Required work: Starting from the first line and stopping after the line that contains "917, 1423, 1270]", write those lines out again with "inquired" changed to "asked" and nothing else altered.

■ ■ ■ ■

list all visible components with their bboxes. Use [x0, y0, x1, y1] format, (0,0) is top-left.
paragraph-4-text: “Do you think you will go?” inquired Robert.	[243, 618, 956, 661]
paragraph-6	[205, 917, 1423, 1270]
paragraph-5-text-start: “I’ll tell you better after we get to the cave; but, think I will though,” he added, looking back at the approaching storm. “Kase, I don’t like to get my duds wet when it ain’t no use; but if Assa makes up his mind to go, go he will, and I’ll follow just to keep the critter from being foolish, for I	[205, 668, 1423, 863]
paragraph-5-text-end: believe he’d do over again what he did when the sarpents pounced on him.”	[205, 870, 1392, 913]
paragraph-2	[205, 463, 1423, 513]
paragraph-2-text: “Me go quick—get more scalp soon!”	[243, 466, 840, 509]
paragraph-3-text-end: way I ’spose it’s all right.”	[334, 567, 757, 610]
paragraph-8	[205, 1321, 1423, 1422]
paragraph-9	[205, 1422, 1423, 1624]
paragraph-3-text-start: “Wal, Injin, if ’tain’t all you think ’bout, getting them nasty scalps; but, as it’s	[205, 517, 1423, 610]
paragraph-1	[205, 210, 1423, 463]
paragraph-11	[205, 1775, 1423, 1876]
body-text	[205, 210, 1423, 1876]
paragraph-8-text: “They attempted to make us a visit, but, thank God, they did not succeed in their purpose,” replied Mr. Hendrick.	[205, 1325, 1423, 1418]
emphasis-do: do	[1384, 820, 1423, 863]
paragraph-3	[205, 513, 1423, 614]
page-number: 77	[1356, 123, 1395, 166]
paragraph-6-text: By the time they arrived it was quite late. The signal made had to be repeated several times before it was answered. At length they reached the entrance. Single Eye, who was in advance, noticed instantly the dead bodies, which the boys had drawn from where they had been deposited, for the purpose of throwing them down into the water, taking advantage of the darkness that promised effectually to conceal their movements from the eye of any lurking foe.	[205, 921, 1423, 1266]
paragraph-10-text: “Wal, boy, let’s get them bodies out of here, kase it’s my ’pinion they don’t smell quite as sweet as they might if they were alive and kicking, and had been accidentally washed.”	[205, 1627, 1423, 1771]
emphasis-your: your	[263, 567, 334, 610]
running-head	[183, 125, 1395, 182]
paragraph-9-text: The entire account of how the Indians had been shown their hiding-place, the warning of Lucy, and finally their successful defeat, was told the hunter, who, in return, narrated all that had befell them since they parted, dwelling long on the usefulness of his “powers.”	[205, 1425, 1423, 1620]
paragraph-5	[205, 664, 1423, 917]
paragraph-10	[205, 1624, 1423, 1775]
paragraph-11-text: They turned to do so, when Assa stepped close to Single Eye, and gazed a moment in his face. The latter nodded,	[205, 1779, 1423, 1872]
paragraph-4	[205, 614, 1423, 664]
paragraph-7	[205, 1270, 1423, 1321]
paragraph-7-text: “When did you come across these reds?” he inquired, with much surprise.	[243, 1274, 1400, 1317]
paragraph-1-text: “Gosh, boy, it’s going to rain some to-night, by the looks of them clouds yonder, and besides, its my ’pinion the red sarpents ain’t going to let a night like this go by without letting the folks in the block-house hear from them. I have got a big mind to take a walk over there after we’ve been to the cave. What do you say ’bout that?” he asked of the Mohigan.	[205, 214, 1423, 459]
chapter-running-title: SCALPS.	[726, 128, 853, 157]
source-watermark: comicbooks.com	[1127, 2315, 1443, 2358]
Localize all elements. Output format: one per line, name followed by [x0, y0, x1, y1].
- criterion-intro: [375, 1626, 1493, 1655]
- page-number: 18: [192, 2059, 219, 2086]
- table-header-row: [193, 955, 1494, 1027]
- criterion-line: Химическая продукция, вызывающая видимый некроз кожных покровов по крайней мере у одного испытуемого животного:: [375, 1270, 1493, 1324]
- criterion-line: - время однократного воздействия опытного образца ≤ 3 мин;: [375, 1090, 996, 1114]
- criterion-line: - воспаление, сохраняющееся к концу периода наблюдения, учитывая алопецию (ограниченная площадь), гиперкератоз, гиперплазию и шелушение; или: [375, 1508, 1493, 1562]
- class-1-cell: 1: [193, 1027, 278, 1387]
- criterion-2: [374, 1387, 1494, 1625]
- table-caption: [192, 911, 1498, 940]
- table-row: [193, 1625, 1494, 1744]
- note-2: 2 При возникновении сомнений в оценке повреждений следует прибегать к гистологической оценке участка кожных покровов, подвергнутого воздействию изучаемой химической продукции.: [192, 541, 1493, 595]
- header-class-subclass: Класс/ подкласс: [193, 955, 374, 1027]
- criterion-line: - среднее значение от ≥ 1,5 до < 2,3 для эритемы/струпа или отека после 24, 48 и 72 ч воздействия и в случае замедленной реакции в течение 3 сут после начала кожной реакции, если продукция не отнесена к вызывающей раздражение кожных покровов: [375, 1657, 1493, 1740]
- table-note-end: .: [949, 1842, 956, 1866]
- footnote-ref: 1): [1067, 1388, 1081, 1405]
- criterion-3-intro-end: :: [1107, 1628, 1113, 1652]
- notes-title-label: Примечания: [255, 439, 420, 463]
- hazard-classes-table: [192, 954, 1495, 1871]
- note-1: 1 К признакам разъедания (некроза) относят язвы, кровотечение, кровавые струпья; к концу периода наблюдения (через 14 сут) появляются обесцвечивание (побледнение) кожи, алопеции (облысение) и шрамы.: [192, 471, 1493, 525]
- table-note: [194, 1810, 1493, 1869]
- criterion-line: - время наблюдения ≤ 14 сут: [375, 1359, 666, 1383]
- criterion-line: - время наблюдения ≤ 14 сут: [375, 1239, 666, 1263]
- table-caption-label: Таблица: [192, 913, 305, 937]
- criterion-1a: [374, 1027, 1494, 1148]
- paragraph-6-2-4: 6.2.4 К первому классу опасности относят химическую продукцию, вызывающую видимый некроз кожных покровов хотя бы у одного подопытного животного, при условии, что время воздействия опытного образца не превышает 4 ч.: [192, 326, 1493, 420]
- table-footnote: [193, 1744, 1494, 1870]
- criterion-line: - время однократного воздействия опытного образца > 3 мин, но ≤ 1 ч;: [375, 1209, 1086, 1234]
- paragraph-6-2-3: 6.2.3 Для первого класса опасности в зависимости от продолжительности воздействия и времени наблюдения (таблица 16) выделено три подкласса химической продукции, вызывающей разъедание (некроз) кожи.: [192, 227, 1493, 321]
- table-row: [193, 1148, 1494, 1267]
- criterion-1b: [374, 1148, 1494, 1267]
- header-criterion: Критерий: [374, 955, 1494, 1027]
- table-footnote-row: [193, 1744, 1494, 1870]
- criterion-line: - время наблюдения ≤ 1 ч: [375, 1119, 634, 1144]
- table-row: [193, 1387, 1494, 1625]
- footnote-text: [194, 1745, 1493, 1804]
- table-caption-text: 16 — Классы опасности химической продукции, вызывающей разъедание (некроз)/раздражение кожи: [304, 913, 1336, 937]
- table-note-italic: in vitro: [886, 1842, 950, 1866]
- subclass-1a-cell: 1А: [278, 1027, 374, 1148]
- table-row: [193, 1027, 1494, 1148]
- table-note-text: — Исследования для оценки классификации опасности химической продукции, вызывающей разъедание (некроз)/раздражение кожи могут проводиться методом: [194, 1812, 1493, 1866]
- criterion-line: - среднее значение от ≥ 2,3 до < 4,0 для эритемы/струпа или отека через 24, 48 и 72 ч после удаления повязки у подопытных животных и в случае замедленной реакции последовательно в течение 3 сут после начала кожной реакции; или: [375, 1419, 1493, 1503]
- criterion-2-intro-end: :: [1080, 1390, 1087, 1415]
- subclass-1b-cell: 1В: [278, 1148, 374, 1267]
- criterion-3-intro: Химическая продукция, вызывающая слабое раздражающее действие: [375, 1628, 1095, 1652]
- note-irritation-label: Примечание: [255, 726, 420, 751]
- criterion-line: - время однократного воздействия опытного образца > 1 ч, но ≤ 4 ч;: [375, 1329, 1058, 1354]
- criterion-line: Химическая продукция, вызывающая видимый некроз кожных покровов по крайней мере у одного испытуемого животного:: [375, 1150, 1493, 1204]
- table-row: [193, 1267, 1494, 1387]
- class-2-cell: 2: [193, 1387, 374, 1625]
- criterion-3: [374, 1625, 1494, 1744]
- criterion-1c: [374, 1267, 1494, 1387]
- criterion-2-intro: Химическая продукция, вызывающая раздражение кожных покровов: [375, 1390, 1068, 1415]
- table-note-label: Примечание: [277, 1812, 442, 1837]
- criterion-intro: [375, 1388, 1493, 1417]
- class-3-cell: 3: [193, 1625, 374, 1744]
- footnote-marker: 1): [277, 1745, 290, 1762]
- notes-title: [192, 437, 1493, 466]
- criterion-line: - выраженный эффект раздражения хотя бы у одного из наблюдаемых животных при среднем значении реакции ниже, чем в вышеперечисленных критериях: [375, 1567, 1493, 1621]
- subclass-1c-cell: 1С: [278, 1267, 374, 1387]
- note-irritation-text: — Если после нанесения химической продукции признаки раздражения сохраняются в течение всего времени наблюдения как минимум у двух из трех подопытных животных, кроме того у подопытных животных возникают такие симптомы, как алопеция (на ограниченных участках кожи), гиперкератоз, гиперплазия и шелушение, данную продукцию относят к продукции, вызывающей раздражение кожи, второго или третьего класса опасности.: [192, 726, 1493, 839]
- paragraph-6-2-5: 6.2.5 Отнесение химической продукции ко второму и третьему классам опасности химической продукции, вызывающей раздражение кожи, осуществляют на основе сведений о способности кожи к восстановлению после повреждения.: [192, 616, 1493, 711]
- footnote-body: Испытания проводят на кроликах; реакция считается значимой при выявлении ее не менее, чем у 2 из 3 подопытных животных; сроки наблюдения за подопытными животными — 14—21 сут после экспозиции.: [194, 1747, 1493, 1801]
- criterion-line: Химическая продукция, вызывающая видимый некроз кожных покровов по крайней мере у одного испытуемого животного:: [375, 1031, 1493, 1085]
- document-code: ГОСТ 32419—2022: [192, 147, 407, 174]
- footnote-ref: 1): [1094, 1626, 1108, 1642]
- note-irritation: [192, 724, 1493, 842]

■ ■ ■ ■

Exercise output:
list all visible components with their bboxes. Use [x0, y0, x1, y1] format, (0,0) is top-left.
paragraph-4-text: “Do you think you will go?” asked Robert.	[243, 618, 956, 661]
paragraph-6	[205, 917, 1423, 1270]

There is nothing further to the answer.